begin INPUT
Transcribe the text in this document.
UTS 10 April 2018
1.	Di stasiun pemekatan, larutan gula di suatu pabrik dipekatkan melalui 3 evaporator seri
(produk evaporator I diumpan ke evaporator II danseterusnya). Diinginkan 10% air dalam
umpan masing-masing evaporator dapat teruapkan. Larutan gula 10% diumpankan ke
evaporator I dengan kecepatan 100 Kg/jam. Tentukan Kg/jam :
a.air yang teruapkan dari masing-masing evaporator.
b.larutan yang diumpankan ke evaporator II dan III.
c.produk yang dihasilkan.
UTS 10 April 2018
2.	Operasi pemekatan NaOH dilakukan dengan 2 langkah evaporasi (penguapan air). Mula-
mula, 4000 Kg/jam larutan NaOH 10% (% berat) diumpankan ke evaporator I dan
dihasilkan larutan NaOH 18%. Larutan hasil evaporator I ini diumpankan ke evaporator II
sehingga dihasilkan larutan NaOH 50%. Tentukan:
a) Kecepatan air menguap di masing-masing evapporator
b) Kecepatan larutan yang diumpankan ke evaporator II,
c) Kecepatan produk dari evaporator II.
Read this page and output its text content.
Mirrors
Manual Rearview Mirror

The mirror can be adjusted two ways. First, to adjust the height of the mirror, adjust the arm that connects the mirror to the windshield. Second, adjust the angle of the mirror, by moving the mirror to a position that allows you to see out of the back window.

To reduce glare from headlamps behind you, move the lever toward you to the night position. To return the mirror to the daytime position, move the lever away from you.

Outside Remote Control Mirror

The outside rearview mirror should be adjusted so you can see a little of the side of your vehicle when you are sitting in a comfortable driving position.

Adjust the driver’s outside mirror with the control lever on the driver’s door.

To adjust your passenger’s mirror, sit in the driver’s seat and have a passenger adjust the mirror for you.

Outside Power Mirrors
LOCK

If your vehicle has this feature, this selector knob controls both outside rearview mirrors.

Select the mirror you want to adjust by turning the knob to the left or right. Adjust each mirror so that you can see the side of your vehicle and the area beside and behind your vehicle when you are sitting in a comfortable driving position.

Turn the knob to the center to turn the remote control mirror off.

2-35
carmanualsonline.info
end INPUT
TASK DESCRIPTION |
Provide an exact reproduction of all the entries shown above.

SOLUTION TO THIS EXERCISE |
Transcribe the text in this document.
UTS 10 April 2018
1.	Di stasiun pemekatan, larutan gula di suatu pabrik dipekatkan melalui 3 evaporator seri
(produk evaporator I diumpan ke evaporator II danseterusnya). Diinginkan 10% air dalam
umpan masing-masing evaporator dapat teruapkan. Larutan gula 10% diumpankan ke
evaporator I dengan kecepatan 100 Kg/jam. Tentukan Kg/jam :
a.air yang teruapkan dari masing-masing evaporator.
b.larutan yang diumpankan ke evaporator II dan III.
c.produk yang dihasilkan.
UTS 10 April 2018
2.	Operasi pemekatan NaOH dilakukan dengan 2 langkah evaporasi (penguapan air). Mula-
mula, 4000 Kg/jam larutan NaOH 10% (% berat) diumpankan ke evaporator I dan
dihasilkan larutan NaOH 18%. Larutan hasil evaporator I ini diumpankan ke evaporator II
sehingga dihasilkan larutan NaOH 50%. Tentukan:
a) Kecepatan air menguap di masing-masing evapporator
b) Kecepatan larutan yang diumpankan ke evaporator II,
c) Kecepatan produk dari evaporator II.
Read this page and output its text content.
Mirrors
Manual Rearview Mirror

The mirror can be adjusted two ways. First, to adjust the height of the mirror, adjust the arm that connects the mirror to the windshield. Second, adjust the angle of the mirror, by moving the mirror to a position that allows you to see out of the back window.

To reduce glare from headlamps behind you, move the lever toward you to the night position. To return the mirror to the daytime position, move the lever away from you.

Outside Remote Control Mirror

The outside rearview mirror should be adjusted so you can see a little of the side of your vehicle when you are sitting in a comfortable driving position.

Adjust the driver’s outside mirror with the control lever on the driver’s door.

To adjust your passenger’s mirror, sit in the driver’s seat and have a passenger adjust the mirror for you.

Outside Power Mirrors
LOCK

If your vehicle has this feature, this selector knob controls both outside rearview mirrors.

Select the mirror you want to adjust by turning the knob to the left or right. Adjust each mirror so that you can see the side of your vehicle and the area beside and behind your vehicle when you are sitting in a comfortable driving position.

Turn the knob to the center to turn the remote control mirror off.

2-35
carmanualsonline.info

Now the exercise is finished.